*Your goal*: Restate the material word for word and leave out anything that is a picture.

▼

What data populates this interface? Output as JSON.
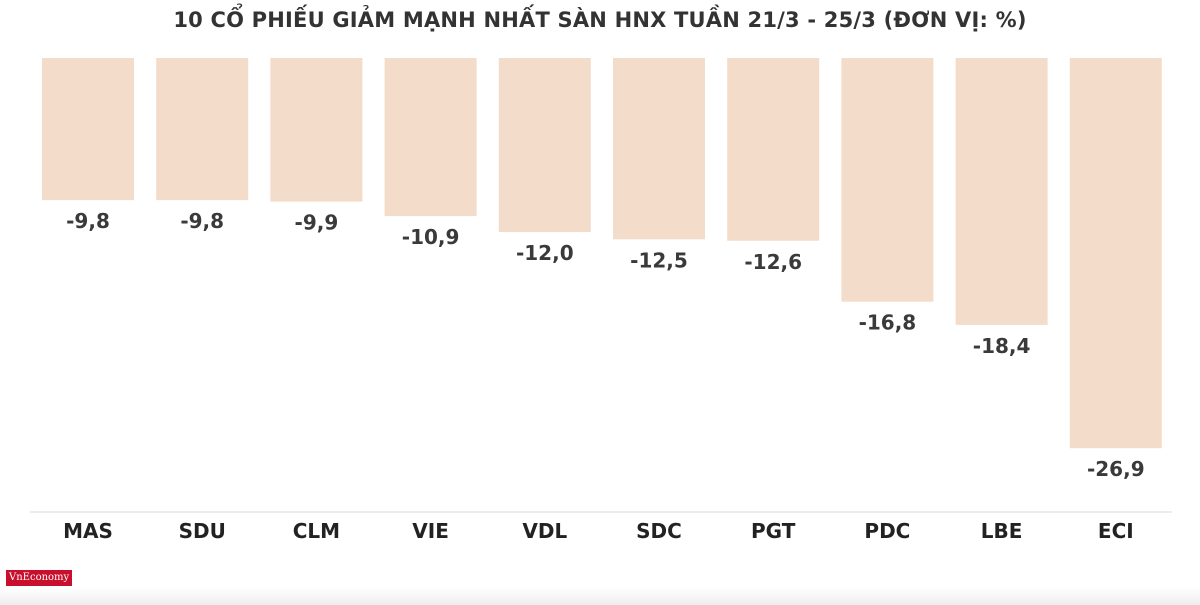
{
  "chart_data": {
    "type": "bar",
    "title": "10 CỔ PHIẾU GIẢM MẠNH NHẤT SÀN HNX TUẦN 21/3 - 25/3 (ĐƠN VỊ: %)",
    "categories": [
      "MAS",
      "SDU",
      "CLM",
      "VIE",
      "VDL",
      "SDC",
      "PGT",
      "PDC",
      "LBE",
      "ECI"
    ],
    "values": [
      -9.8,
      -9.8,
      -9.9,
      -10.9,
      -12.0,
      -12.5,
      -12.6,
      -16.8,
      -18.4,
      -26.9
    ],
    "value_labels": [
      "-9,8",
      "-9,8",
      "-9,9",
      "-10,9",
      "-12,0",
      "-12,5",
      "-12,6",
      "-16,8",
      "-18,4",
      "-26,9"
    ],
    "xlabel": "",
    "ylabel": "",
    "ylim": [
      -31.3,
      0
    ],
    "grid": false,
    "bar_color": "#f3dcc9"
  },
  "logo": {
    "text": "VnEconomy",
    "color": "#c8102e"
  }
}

▲

*Completed task*:
What data populates this interface? Output as JSON.
{
  "chart_data": {
    "type": "bar",
    "title": "10 CỔ PHIẾU GIẢM MẠNH NHẤT SÀN HNX TUẦN 21/3 - 25/3 (ĐƠN VỊ: %)",
    "categories": [
      "MAS",
      "SDU",
      "CLM",
      "VIE",
      "VDL",
      "SDC",
      "PGT",
      "PDC",
      "LBE",
      "ECI"
    ],
    "values": [
      -9.8,
      -9.8,
      -9.9,
      -10.9,
      -12.0,
      -12.5,
      -12.6,
      -16.8,
      -18.4,
      -26.9
    ],
    "value_labels": [
      "-9,8",
      "-9,8",
      "-9,9",
      "-10,9",
      "-12,0",
      "-12,5",
      "-12,6",
      "-16,8",
      "-18,4",
      "-26,9"
    ],
    "xlabel": "",
    "ylabel": "",
    "ylim": [
      -31.3,
      0
    ],
    "grid": false,
    "bar_color": "#f3dcc9"
  },
  "logo": {
    "text": "VnEconomy",
    "color": "#c8102e"
  }
}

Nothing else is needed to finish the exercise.